* [Excerpted records]:

BEGIN

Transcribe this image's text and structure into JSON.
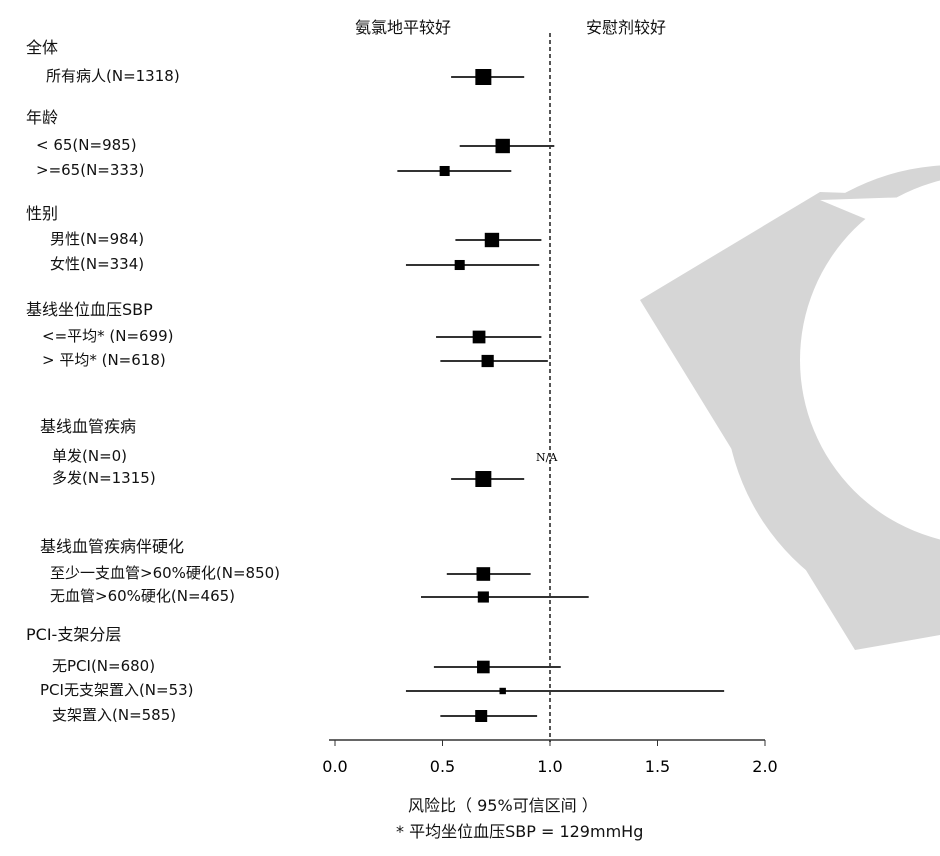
{
  "chart_data": {
    "type": "forest",
    "header_left": "氨氯地平较好",
    "header_right": "安慰剂较好",
    "xlabel": "风险比（ 95%可信区间 ）",
    "footnote": "* 平均坐位血压SBP = 129mmHg",
    "xlim": [
      0.0,
      2.0
    ],
    "xticks": [
      "0.0",
      "0.5",
      "1.0",
      "1.5",
      "2.0"
    ],
    "reference_line": 1.0,
    "na_label": "N/A",
    "groups": [
      {
        "title": "全体",
        "rows": [
          {
            "label": "所有病人(N=1318)",
            "hr": 0.69,
            "lo": 0.54,
            "hi": 0.88,
            "n": 1318
          }
        ]
      },
      {
        "title": "年龄",
        "rows": [
          {
            "label": "< 65(N=985)",
            "hr": 0.78,
            "lo": 0.58,
            "hi": 1.02,
            "n": 985
          },
          {
            "label": ">=65(N=333)",
            "hr": 0.51,
            "lo": 0.29,
            "hi": 0.82,
            "n": 333
          }
        ]
      },
      {
        "title": "性别",
        "rows": [
          {
            "label": "男性(N=984)",
            "hr": 0.73,
            "lo": 0.56,
            "hi": 0.96,
            "n": 984
          },
          {
            "label": "女性(N=334)",
            "hr": 0.58,
            "lo": 0.33,
            "hi": 0.95,
            "n": 334
          }
        ]
      },
      {
        "title": "基线坐位血压SBP",
        "rows": [
          {
            "label": "<=平均* (N=699)",
            "hr": 0.67,
            "lo": 0.47,
            "hi": 0.96,
            "n": 699
          },
          {
            "label": "> 平均* (N=618)",
            "hr": 0.71,
            "lo": 0.49,
            "hi": 0.99,
            "n": 618
          }
        ]
      },
      {
        "title": "基线血管疾病",
        "rows": [
          {
            "label": "单发(N=0)",
            "hr": null,
            "lo": null,
            "hi": null,
            "n": 0
          },
          {
            "label": "多发(N=1315)",
            "hr": 0.69,
            "lo": 0.54,
            "hi": 0.88,
            "n": 1315
          }
        ]
      },
      {
        "title": "基线血管疾病伴硬化",
        "rows": [
          {
            "label": "至少一支血管>60%硬化(N=850)",
            "hr": 0.69,
            "lo": 0.52,
            "hi": 0.91,
            "n": 850
          },
          {
            "label": "无血管>60%硬化(N=465)",
            "hr": 0.69,
            "lo": 0.4,
            "hi": 1.18,
            "n": 465
          }
        ]
      },
      {
        "title": "PCI-支架分层",
        "rows": [
          {
            "label": "无PCI(N=680)",
            "hr": 0.69,
            "lo": 0.46,
            "hi": 1.05,
            "n": 680
          },
          {
            "label": "PCI无支架置入(N=53)",
            "hr": 0.78,
            "lo": 0.33,
            "hi": 1.81,
            "n": 53
          },
          {
            "label": "支架置入(N=585)",
            "hr": 0.68,
            "lo": 0.49,
            "hi": 0.94,
            "n": 585
          }
        ]
      }
    ]
  },
  "colors": {
    "ink": "#000000",
    "line": "#333333",
    "watermark": "#d6d6d6"
  }
}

END

* [Given request]:
Pictures are excluded; output everything else in the data verbatim.

* [Written solution]:
Transcribe this image's text and structure into JSON.
{
  "chart_data": {
    "type": "forest",
    "header_left": "氨氯地平较好",
    "header_right": "安慰剂较好",
    "xlabel": "风险比（ 95%可信区间 ）",
    "footnote": "* 平均坐位血压SBP = 129mmHg",
    "xlim": [
      0.0,
      2.0
    ],
    "xticks": [
      "0.0",
      "0.5",
      "1.0",
      "1.5",
      "2.0"
    ],
    "reference_line": 1.0,
    "na_label": "N/A",
    "groups": [
      {
        "title": "全体",
        "rows": [
          {
            "label": "所有病人(N=1318)",
            "hr": 0.69,
            "lo": 0.54,
            "hi": 0.88,
            "n": 1318
          }
        ]
      },
      {
        "title": "年龄",
        "rows": [
          {
            "label": "< 65(N=985)",
            "hr": 0.78,
            "lo": 0.58,
            "hi": 1.02,
            "n": 985
          },
          {
            "label": ">=65(N=333)",
            "hr": 0.51,
            "lo": 0.29,
            "hi": 0.82,
            "n": 333
          }
        ]
      },
      {
        "title": "性别",
        "rows": [
          {
            "label": "男性(N=984)",
            "hr": 0.73,
            "lo": 0.56,
            "hi": 0.96,
            "n": 984
          },
          {
            "label": "女性(N=334)",
            "hr": 0.58,
            "lo": 0.33,
            "hi": 0.95,
            "n": 334
          }
        ]
      },
      {
        "title": "基线坐位血压SBP",
        "rows": [
          {
            "label": "<=平均* (N=699)",
            "hr": 0.67,
            "lo": 0.47,
            "hi": 0.96,
            "n": 699
          },
          {
            "label": "> 平均* (N=618)",
            "hr": 0.71,
            "lo": 0.49,
            "hi": 0.99,
            "n": 618
          }
        ]
      },
      {
        "title": "基线血管疾病",
        "rows": [
          {
            "label": "单发(N=0)",
            "hr": null,
            "lo": null,
            "hi": null,
            "n": 0
          },
          {
            "label": "多发(N=1315)",
            "hr": 0.69,
            "lo": 0.54,
            "hi": 0.88,
            "n": 1315
          }
        ]
      },
      {
        "title": "基线血管疾病伴硬化",
        "rows": [
          {
            "label": "至少一支血管>60%硬化(N=850)",
            "hr": 0.69,
            "lo": 0.52,
            "hi": 0.91,
            "n": 850
          },
          {
            "label": "无血管>60%硬化(N=465)",
            "hr": 0.69,
            "lo": 0.4,
            "hi": 1.18,
            "n": 465
          }
        ]
      },
      {
        "title": "PCI-支架分层",
        "rows": [
          {
            "label": "无PCI(N=680)",
            "hr": 0.69,
            "lo": 0.46,
            "hi": 1.05,
            "n": 680
          },
          {
            "label": "PCI无支架置入(N=53)",
            "hr": 0.78,
            "lo": 0.33,
            "hi": 1.81,
            "n": 53
          },
          {
            "label": "支架置入(N=585)",
            "hr": 0.68,
            "lo": 0.49,
            "hi": 0.94,
            "n": 585
          }
        ]
      }
    ]
  },
  "colors": {
    "ink": "#000000",
    "line": "#333333",
    "watermark": "#d6d6d6"
  }
}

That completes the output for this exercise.